TO DO: Search the listing below for "老青山风场". Copy each matching line.

DATA EXCERPTS:
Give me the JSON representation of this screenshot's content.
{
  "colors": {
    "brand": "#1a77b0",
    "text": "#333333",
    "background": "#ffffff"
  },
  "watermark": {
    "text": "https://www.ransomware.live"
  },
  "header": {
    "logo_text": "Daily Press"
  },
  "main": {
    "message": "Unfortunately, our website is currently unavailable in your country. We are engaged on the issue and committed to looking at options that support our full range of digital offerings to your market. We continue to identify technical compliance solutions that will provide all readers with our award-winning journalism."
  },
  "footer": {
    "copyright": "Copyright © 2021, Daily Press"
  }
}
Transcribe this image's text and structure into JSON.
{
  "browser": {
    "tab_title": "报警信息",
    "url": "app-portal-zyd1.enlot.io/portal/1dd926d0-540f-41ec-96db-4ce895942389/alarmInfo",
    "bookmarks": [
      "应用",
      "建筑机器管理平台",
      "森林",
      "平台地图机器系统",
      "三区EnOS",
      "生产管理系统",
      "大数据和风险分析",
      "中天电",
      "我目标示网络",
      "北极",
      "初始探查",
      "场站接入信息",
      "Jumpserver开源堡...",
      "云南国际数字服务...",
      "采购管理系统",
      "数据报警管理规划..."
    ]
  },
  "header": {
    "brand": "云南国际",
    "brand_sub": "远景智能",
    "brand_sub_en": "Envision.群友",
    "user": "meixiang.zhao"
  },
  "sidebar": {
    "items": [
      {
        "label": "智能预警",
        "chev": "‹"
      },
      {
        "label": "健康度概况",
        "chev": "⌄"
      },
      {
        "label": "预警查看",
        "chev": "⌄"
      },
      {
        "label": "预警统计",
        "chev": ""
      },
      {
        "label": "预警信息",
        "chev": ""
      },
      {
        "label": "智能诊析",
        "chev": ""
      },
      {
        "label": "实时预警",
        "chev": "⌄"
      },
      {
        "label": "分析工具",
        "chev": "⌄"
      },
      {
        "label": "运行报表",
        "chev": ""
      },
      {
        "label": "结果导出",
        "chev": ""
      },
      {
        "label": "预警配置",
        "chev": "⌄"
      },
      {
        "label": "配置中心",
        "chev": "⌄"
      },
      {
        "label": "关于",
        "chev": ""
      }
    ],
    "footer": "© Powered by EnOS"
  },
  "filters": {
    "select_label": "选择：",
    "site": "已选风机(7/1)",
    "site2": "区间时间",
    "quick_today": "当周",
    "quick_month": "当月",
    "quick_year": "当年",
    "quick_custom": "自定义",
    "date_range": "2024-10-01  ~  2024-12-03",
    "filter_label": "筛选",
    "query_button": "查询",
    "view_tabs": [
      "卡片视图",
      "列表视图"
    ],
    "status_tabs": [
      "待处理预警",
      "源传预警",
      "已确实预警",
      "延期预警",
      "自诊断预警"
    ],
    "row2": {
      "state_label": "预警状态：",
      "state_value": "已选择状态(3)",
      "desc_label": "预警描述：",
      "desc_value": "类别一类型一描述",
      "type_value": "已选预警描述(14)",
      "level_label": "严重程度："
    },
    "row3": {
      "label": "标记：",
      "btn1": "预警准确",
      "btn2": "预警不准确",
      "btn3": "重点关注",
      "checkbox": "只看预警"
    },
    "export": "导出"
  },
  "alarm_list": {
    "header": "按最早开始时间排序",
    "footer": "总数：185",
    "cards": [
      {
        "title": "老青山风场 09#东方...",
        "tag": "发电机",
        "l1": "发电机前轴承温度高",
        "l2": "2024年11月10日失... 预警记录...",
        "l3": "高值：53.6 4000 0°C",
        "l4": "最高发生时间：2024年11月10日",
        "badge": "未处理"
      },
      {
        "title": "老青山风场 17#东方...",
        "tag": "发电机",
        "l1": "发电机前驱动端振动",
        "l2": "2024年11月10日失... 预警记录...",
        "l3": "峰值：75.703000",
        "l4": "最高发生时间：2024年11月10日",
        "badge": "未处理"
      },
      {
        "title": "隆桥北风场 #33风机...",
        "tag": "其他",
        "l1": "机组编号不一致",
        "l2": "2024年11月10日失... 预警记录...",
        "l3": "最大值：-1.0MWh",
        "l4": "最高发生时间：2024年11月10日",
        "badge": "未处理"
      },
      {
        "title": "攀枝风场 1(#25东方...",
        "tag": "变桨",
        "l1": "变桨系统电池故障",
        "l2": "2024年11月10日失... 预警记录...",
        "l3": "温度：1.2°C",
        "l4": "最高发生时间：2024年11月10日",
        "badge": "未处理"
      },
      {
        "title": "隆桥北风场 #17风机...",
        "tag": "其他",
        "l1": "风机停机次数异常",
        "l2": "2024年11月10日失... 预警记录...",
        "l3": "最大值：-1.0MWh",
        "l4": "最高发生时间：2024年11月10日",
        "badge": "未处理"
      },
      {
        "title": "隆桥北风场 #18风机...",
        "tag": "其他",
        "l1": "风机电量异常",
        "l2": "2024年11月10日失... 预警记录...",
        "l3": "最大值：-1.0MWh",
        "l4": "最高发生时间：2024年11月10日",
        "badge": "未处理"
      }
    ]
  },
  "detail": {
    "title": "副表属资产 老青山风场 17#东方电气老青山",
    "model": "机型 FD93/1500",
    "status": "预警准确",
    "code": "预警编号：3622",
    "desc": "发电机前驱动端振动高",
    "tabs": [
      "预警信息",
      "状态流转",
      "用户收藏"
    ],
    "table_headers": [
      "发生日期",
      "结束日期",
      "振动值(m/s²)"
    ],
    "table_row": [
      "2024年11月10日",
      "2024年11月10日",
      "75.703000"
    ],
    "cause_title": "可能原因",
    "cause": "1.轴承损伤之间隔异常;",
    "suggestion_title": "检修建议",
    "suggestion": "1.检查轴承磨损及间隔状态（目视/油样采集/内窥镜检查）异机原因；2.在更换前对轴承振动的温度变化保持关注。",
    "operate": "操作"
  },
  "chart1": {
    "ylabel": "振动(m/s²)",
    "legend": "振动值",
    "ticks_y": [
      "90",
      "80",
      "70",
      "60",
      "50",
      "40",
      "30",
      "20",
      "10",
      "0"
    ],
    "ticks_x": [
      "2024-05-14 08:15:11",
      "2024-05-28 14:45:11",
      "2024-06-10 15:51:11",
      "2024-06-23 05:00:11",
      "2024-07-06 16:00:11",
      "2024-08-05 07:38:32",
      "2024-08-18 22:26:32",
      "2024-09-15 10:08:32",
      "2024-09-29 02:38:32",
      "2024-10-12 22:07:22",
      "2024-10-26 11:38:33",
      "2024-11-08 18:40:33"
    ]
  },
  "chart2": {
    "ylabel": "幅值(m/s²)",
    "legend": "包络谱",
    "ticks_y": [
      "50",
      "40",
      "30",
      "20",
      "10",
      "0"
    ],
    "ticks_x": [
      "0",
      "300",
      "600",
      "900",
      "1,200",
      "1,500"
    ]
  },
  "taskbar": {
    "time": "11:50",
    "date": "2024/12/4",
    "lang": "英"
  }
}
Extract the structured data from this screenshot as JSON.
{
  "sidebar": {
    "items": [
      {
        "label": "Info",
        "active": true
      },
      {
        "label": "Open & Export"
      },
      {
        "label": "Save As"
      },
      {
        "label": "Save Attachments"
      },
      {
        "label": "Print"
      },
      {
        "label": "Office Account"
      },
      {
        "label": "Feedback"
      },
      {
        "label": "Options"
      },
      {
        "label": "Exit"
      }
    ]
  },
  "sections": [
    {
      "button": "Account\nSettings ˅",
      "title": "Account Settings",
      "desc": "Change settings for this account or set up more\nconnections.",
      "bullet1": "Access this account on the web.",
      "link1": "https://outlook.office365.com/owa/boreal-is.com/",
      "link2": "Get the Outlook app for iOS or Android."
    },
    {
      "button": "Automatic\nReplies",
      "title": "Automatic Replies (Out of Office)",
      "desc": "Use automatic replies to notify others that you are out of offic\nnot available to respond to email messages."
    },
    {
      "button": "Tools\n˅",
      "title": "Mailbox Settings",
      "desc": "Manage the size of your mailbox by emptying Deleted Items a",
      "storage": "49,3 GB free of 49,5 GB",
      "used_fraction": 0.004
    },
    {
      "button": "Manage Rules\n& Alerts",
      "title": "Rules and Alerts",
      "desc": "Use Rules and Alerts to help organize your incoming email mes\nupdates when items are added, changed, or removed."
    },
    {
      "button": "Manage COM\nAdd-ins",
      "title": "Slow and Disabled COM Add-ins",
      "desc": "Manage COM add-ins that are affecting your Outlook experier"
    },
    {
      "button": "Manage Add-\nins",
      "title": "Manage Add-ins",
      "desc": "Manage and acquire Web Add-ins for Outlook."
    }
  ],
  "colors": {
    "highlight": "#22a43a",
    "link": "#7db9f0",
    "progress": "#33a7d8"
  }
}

ANSWER TO THE PROBLEM:
        "title": "老青山风场 09#东方...",
        "title": "老青山风场 17#东方...",
    "title": "副表属资产 老青山风场 17#东方电气老青山",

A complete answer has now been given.